# [WHAT IS ASKED]
Copy, in full, each line of the material that holds the word "Taut".

# [MATERIAL SUPPLIED]
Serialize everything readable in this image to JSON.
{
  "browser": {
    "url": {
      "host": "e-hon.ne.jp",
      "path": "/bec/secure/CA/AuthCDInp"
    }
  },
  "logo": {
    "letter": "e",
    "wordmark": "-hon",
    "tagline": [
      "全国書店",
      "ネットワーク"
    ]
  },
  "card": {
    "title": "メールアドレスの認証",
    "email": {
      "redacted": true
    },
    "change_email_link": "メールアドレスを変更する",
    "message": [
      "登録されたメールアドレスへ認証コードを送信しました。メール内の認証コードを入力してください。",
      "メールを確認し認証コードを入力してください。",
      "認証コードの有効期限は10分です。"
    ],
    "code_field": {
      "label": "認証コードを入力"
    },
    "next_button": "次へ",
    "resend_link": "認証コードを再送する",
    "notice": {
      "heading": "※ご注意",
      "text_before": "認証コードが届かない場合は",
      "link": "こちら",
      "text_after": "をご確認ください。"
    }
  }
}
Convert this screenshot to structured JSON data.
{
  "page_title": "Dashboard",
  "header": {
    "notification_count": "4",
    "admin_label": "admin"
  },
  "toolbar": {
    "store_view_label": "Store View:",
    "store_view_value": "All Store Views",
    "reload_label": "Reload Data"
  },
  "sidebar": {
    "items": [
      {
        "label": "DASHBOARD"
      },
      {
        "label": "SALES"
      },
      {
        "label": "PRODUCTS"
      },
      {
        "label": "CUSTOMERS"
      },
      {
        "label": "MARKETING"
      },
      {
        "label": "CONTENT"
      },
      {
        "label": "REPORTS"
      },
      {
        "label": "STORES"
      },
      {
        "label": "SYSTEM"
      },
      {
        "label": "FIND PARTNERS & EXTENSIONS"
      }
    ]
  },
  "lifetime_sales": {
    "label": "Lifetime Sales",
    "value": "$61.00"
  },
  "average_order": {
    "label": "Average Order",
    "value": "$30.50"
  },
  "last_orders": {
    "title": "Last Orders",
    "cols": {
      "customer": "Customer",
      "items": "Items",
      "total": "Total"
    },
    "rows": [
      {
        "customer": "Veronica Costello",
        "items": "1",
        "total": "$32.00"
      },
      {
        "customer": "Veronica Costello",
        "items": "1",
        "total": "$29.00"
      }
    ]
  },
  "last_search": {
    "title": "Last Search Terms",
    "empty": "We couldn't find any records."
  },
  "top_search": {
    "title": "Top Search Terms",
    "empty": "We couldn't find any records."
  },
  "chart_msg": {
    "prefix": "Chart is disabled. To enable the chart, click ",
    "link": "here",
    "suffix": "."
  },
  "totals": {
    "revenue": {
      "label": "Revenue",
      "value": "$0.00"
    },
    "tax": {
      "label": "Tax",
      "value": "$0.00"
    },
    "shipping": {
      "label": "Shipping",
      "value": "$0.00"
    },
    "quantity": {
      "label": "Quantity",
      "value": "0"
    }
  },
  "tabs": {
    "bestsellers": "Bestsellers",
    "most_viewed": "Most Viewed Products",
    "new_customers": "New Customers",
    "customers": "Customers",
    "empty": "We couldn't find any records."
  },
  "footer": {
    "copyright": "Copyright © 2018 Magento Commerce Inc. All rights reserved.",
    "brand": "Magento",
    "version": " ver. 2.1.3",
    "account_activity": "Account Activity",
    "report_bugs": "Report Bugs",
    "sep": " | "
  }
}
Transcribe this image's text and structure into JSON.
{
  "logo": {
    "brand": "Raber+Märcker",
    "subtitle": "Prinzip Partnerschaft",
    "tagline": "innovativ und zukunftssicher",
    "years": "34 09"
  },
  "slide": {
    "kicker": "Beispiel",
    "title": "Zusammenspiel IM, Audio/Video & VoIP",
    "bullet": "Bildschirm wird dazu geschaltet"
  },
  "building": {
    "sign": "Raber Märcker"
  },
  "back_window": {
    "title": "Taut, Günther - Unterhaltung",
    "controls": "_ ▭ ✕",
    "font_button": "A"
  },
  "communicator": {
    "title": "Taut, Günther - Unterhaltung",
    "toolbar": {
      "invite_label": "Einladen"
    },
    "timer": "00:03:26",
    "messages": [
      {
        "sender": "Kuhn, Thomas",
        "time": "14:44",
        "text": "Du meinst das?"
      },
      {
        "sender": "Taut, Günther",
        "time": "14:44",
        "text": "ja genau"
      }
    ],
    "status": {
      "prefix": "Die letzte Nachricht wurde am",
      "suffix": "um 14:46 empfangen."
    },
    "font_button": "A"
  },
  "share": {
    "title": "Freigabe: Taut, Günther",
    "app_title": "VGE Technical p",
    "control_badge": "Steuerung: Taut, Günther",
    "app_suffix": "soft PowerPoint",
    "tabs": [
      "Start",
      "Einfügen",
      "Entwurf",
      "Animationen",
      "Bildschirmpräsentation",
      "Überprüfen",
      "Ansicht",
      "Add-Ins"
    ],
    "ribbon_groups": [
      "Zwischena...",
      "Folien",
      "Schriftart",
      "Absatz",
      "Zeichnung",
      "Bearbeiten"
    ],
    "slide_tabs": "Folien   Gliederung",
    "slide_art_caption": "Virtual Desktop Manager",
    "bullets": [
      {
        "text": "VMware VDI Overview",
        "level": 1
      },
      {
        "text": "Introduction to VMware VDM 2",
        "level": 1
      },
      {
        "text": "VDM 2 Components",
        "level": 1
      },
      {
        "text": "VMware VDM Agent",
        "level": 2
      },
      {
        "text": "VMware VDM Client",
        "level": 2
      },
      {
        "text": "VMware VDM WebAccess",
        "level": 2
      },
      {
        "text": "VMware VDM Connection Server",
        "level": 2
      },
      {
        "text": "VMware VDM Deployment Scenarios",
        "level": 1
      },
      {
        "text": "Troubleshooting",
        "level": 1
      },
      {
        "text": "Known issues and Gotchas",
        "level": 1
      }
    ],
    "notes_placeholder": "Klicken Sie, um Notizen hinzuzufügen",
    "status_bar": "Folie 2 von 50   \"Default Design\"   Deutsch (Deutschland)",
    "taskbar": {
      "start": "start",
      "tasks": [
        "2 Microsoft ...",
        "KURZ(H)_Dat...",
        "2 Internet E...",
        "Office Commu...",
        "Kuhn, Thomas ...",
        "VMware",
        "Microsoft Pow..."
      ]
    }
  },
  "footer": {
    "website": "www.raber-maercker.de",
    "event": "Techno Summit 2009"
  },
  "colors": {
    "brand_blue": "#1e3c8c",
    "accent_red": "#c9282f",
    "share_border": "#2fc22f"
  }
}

# [OUTPUT OF THE TASK]
    "title": "Taut, Günther - Unterhaltung",
    "title": "Taut, Günther - Unterhaltung",
        "sender": "Taut, Günther",
    "title": "Freigabe: Taut, Günther",
    "control_badge": "Steuerung: Taut, Günther",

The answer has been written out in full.